* **Your objective**
Collect all lines below with the string "fall".

* **Entries shown**
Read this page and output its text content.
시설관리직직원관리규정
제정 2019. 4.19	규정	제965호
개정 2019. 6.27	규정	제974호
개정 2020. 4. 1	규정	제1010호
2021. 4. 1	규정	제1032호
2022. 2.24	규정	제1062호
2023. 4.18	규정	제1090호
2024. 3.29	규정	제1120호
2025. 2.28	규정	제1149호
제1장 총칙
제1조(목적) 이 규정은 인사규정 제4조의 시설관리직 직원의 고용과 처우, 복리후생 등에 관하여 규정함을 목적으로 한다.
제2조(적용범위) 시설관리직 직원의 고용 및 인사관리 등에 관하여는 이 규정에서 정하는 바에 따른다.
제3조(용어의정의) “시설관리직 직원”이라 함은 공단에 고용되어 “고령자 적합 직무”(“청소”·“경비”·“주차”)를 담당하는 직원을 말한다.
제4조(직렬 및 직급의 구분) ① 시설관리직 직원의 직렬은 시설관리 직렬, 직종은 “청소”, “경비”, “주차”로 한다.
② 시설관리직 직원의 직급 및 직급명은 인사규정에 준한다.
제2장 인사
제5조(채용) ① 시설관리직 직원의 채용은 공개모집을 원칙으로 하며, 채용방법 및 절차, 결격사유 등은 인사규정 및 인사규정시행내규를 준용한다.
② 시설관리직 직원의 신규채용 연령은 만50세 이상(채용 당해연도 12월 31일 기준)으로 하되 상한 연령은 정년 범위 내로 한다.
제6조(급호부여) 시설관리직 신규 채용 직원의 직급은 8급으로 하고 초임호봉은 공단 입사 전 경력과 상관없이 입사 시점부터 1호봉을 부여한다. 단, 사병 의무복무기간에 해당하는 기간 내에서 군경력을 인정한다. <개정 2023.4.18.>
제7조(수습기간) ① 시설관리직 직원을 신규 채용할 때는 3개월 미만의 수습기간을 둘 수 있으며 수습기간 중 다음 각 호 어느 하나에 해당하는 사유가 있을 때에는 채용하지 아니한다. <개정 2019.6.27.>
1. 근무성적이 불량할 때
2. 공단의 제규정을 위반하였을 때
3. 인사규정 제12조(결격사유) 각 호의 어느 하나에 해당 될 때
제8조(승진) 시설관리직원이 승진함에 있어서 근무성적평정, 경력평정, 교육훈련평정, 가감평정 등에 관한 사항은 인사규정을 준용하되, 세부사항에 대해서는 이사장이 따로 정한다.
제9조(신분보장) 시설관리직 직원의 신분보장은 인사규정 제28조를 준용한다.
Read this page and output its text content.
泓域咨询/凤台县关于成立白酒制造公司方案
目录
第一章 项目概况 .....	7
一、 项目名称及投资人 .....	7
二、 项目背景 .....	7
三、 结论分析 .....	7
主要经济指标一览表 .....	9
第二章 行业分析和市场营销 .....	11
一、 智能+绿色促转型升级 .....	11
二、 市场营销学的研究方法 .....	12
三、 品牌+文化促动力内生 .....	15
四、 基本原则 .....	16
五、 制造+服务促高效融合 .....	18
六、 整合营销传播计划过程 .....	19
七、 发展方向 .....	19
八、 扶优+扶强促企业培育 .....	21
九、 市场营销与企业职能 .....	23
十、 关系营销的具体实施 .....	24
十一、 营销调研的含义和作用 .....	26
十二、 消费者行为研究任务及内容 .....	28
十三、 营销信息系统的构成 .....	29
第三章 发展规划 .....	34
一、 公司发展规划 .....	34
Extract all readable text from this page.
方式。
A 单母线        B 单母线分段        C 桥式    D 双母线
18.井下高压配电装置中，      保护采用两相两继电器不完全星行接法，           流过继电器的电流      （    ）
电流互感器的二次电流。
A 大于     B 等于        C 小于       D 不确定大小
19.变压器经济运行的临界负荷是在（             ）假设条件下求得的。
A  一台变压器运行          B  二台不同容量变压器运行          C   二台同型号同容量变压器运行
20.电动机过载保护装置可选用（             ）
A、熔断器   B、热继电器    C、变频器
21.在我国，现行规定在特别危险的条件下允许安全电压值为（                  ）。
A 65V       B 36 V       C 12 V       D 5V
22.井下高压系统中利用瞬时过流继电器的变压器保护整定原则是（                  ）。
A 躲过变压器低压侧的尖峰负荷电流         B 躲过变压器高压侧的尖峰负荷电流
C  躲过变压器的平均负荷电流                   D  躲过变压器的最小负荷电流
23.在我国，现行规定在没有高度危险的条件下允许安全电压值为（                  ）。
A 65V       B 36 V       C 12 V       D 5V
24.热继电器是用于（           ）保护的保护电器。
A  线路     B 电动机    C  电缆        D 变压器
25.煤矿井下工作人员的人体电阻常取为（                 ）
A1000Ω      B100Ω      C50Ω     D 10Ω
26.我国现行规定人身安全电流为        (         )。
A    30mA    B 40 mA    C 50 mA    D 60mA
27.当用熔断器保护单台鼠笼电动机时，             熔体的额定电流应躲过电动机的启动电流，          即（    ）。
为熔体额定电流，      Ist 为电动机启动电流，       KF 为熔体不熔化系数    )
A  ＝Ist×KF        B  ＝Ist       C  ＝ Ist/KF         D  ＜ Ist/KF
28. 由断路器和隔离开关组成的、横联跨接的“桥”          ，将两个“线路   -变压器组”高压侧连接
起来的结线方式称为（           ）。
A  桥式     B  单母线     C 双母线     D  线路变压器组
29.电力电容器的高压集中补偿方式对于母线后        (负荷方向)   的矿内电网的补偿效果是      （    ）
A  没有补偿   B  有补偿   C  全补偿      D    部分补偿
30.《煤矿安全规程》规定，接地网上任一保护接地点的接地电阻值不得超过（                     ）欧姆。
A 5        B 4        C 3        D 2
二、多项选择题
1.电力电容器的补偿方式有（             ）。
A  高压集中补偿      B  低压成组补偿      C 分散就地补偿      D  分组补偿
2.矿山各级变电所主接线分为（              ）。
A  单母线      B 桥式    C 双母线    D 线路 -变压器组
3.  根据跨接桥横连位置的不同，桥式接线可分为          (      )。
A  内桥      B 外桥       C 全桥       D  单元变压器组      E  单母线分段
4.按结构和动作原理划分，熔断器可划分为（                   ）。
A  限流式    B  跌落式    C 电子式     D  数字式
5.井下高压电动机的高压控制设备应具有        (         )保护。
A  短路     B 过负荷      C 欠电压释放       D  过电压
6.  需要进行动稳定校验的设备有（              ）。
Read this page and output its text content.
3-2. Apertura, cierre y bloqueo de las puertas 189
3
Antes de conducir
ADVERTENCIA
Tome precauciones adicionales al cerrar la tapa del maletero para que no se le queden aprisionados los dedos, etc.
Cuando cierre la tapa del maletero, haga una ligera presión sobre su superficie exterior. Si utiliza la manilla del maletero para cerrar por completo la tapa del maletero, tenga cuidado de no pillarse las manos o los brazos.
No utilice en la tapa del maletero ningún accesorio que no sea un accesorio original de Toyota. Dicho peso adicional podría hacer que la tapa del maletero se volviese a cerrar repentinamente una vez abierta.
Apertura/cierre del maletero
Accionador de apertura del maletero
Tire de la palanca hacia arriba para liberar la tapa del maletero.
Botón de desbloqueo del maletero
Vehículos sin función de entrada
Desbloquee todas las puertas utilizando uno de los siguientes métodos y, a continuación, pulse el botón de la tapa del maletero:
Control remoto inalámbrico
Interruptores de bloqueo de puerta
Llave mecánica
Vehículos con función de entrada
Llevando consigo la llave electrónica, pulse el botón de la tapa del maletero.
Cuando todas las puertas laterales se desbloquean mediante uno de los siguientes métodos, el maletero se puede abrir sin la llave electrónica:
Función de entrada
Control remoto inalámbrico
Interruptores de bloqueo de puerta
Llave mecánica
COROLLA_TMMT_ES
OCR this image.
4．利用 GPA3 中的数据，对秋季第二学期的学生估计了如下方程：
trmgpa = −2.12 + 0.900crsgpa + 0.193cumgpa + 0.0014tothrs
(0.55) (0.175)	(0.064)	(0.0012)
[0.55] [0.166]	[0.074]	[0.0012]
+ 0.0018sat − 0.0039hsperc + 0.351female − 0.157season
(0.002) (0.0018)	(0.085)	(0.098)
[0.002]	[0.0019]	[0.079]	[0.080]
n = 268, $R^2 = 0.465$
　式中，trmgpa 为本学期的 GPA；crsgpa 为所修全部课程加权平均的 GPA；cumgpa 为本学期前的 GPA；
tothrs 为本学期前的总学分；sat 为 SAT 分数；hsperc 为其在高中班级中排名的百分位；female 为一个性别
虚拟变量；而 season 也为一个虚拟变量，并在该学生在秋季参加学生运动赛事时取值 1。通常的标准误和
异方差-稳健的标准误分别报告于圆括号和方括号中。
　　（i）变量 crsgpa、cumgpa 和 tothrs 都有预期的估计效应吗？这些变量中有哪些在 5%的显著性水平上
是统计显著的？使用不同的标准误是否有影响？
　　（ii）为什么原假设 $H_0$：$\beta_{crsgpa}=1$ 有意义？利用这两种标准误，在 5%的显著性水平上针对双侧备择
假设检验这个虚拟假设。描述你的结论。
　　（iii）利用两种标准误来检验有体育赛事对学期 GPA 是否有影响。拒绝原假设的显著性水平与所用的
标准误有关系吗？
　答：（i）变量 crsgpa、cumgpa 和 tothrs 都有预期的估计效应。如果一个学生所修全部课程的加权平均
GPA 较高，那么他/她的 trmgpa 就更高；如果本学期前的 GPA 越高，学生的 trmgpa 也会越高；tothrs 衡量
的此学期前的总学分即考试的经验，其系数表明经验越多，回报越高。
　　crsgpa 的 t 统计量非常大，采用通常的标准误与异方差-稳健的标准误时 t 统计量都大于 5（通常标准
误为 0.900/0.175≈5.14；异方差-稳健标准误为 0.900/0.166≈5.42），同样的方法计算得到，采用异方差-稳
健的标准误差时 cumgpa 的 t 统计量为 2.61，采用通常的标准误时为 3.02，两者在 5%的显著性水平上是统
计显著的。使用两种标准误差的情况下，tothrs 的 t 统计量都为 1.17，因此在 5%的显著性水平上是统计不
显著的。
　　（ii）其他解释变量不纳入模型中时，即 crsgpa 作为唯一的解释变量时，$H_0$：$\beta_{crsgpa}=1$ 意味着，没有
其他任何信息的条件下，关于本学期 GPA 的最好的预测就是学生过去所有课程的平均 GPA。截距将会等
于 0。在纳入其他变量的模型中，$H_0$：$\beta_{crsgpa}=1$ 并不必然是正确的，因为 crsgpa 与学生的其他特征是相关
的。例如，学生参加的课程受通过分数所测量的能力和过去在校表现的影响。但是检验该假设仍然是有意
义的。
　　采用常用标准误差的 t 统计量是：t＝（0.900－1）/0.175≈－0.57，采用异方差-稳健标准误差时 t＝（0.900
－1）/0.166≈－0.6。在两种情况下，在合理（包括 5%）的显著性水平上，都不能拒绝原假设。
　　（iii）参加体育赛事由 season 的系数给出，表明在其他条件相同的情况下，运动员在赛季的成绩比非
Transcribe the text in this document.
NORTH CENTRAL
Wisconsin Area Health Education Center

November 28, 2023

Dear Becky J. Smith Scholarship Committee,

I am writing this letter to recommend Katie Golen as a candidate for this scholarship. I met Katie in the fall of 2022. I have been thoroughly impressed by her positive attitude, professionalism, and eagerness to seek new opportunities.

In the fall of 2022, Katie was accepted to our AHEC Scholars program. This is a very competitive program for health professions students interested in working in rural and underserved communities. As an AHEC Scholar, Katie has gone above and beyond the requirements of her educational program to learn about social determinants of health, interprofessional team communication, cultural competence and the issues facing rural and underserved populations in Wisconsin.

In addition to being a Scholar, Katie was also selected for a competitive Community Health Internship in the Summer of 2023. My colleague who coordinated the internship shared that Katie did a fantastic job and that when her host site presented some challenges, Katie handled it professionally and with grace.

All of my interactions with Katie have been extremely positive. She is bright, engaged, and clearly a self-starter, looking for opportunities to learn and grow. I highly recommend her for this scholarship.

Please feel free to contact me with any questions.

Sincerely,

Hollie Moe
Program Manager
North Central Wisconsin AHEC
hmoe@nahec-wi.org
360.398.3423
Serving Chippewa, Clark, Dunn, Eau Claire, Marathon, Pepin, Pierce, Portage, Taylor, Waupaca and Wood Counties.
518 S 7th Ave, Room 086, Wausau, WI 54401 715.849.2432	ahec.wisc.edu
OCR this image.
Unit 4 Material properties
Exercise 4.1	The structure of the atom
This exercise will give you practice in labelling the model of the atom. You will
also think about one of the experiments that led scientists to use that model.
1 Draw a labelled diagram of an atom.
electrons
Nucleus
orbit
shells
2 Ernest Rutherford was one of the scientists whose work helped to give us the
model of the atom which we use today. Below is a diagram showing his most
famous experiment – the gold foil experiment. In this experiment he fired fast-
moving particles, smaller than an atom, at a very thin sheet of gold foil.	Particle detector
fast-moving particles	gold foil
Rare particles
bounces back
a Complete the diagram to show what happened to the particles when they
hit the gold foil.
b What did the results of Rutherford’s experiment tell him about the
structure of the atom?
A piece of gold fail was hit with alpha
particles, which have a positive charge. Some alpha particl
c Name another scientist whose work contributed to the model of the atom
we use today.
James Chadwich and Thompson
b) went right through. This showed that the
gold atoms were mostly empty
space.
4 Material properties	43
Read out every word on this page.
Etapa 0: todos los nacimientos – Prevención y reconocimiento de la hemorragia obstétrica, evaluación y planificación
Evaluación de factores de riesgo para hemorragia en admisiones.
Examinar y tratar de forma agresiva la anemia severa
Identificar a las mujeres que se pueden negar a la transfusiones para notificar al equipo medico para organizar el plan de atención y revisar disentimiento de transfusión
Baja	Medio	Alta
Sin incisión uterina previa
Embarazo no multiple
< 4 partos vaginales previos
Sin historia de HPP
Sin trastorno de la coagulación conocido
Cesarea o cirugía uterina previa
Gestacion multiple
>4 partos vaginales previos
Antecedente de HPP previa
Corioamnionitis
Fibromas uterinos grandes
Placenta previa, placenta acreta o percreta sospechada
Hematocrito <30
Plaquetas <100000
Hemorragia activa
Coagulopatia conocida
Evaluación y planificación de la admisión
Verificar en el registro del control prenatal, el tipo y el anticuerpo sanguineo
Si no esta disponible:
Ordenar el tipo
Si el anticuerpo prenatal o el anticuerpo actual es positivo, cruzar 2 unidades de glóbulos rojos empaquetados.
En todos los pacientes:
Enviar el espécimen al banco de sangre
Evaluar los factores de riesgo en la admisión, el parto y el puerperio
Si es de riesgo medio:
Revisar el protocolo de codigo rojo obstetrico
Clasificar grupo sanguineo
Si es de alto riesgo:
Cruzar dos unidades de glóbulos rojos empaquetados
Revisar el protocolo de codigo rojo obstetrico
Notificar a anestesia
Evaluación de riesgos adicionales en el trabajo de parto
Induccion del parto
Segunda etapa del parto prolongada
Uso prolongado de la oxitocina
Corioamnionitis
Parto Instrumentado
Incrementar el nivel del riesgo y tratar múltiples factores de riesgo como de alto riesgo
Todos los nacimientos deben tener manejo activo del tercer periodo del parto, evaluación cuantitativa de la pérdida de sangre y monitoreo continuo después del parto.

* **Result of the exercise**
I am writing this letter to recommend Katie Golen as a candidate for this scholarship. I met Katie in the fall of 2022. I have been thoroughly impressed by her positive attitude, professionalism, and eagerness to seek new opportunities.
In the fall of 2022, Katie was accepted to our AHEC Scholars program. This is a very competitive program for health professions students interested in working in rural and underserved communities. As an AHEC Scholar, Katie has gone above and beyond the requirements of her educational program to learn about social determinants of health, interprofessional team communication, cultural competence and the issues facing rural and underserved populations in Wisconsin.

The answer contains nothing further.